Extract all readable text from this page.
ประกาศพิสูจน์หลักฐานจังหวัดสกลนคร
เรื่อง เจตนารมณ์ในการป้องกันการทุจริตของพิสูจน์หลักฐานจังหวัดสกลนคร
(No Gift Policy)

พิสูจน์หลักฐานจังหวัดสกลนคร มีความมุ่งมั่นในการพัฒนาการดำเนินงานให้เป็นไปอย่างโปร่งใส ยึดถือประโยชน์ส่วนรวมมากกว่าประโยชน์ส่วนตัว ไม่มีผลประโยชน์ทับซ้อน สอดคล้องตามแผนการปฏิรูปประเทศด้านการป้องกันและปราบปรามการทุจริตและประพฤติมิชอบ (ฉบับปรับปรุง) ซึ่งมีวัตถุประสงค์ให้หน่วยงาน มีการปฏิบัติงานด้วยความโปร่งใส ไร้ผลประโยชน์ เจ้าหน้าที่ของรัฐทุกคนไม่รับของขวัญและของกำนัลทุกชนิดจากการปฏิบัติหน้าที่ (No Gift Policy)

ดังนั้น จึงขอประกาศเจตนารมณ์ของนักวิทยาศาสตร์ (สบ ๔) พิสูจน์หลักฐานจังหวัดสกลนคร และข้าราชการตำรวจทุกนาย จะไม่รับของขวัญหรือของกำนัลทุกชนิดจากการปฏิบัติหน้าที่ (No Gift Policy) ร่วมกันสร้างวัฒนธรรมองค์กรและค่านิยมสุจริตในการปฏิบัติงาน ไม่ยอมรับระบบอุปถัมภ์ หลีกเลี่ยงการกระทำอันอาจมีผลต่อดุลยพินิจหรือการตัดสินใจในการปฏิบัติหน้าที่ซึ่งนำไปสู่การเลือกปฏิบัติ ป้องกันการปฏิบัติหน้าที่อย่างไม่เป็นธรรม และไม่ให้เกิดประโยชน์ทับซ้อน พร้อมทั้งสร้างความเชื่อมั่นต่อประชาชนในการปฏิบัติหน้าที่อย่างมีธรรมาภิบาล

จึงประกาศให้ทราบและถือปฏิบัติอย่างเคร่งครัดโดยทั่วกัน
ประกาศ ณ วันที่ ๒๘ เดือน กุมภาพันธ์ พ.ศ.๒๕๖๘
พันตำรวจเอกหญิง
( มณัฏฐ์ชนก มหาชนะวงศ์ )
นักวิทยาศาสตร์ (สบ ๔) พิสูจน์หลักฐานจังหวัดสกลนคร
....................
### PROBLEM REQUIREMENTS:
Exactly reproduce every line of the records.

### SOLUTION BELOW:
Extract all readable text from this page.
ประกาศพิสูจน์หลักฐานจังหวัดสกลนคร
เรื่อง เจตนารมณ์ในการป้องกันการทุจริตของพิสูจน์หลักฐานจังหวัดสกลนคร
(No Gift Policy)

พิสูจน์หลักฐานจังหวัดสกลนคร มีความมุ่งมั่นในการพัฒนาการดำเนินงานให้เป็นไปอย่างโปร่งใส ยึดถือประโยชน์ส่วนรวมมากกว่าประโยชน์ส่วนตัว ไม่มีผลประโยชน์ทับซ้อน สอดคล้องตามแผนการปฏิรูปประเทศด้านการป้องกันและปราบปรามการทุจริตและประพฤติมิชอบ (ฉบับปรับปรุง) ซึ่งมีวัตถุประสงค์ให้หน่วยงาน มีการปฏิบัติงานด้วยความโปร่งใส ไร้ผลประโยชน์ เจ้าหน้าที่ของรัฐทุกคนไม่รับของขวัญและของกำนัลทุกชนิดจากการปฏิบัติหน้าที่ (No Gift Policy)

ดังนั้น จึงขอประกาศเจตนารมณ์ของนักวิทยาศาสตร์ (สบ ๔) พิสูจน์หลักฐานจังหวัดสกลนคร และข้าราชการตำรวจทุกนาย จะไม่รับของขวัญหรือของกำนัลทุกชนิดจากการปฏิบัติหน้าที่ (No Gift Policy) ร่วมกันสร้างวัฒนธรรมองค์กรและค่านิยมสุจริตในการปฏิบัติงาน ไม่ยอมรับระบบอุปถัมภ์ หลีกเลี่ยงการกระทำอันอาจมีผลต่อดุลยพินิจหรือการตัดสินใจในการปฏิบัติหน้าที่ซึ่งนำไปสู่การเลือกปฏิบัติ ป้องกันการปฏิบัติหน้าที่อย่างไม่เป็นธรรม และไม่ให้เกิดประโยชน์ทับซ้อน พร้อมทั้งสร้างความเชื่อมั่นต่อประชาชนในการปฏิบัติหน้าที่อย่างมีธรรมาภิบาล

จึงประกาศให้ทราบและถือปฏิบัติอย่างเคร่งครัดโดยทั่วกัน
ประกาศ ณ วันที่ ๒๘ เดือน กุมภาพันธ์ พ.ศ.๒๕๖๘
พันตำรวจเอกหญิง
( มณัฏฐ์ชนก มหาชนะวงศ์ )
นักวิทยาศาสตร์ (สบ ๔) พิสูจน์หลักฐานจังหวัดสกลนคร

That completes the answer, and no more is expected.